== Excerpted data

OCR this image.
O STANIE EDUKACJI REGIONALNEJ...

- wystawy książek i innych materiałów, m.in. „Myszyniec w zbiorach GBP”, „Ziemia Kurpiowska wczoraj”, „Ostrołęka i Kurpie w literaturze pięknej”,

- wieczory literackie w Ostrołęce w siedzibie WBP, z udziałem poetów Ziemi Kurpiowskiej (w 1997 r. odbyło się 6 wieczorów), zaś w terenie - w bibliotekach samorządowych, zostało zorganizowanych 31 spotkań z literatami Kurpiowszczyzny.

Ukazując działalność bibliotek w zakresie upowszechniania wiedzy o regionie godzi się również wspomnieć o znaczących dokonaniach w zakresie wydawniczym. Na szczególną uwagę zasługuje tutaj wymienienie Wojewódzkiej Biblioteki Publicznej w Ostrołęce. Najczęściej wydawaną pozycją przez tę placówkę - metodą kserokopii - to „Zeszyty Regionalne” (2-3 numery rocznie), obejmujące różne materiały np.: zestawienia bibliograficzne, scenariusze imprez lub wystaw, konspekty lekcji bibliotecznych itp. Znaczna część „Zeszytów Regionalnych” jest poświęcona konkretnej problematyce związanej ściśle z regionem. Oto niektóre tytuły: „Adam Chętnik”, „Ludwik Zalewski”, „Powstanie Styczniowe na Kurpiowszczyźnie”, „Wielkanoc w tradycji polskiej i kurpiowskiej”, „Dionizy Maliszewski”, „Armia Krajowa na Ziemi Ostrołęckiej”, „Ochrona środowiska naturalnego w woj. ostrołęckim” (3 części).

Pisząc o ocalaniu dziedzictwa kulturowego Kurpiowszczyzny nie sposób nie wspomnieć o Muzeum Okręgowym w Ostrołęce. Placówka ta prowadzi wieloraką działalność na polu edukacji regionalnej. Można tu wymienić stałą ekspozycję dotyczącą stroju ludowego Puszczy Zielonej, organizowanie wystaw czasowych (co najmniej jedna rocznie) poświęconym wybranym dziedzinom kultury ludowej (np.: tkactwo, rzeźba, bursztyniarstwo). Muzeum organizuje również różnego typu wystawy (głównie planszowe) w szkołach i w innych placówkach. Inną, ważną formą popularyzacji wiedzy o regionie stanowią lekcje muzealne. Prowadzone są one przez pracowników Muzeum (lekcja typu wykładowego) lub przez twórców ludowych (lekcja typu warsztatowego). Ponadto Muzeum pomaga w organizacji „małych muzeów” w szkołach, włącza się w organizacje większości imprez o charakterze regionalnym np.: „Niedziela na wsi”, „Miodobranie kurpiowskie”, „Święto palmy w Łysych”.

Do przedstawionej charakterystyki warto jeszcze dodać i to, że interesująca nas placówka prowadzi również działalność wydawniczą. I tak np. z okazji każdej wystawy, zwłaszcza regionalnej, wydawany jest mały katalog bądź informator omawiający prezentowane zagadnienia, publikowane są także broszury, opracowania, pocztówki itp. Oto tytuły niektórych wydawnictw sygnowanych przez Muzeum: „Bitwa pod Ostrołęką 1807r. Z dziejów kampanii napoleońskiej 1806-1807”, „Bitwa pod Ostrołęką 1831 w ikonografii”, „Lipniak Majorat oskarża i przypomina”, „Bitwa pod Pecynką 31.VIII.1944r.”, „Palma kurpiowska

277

====

Copy out every line of the material above that mentions the word "innych".

- wystawy książek i innych materiałów, m.in. „Myszyniec w zbiorach GBP”, „Ziemia Kurpiowska wczoraj”, „Ostrołęka i Kurpie w literaturze pięknej”,
Pisząc o ocalaniu dziedzictwa kulturowego Kurpiowszczyzny nie sposób nie wspomnieć o Muzeum Okręgowym w Ostrołęce. Placówka ta prowadzi wieloraką działalność na polu edukacji regionalnej. Można tu wymienić stałą ekspozycję dotyczącą stroju ludowego Puszczy Zielonej, organizowanie wystaw czasowych (co najmniej jedna rocznie) poświęconym wybranym dziedzinom kultury ludowej (np.: tkactwo, rzeźba, bursztyniarstwo). Muzeum organizuje również różnego typu wystawy (głównie planszowe) w szkołach i w innych placówkach. Inną, ważną formą popularyzacji wiedzy o regionie stanowią lekcje muzealne. Prowadzone są one przez pracowników Muzeum (lekcja typu wykładowego) lub przez twórców ludowych (lekcja typu warsztatowego). Ponadto Muzeum pomaga w organizacji „małych muzeów” w szkołach, włącza się w organizacje większości imprez o charakterze regionalnym np.: „Niedziela na wsi”, „Miodobranie kurpiowskie”, „Święto palmy w Łysych”.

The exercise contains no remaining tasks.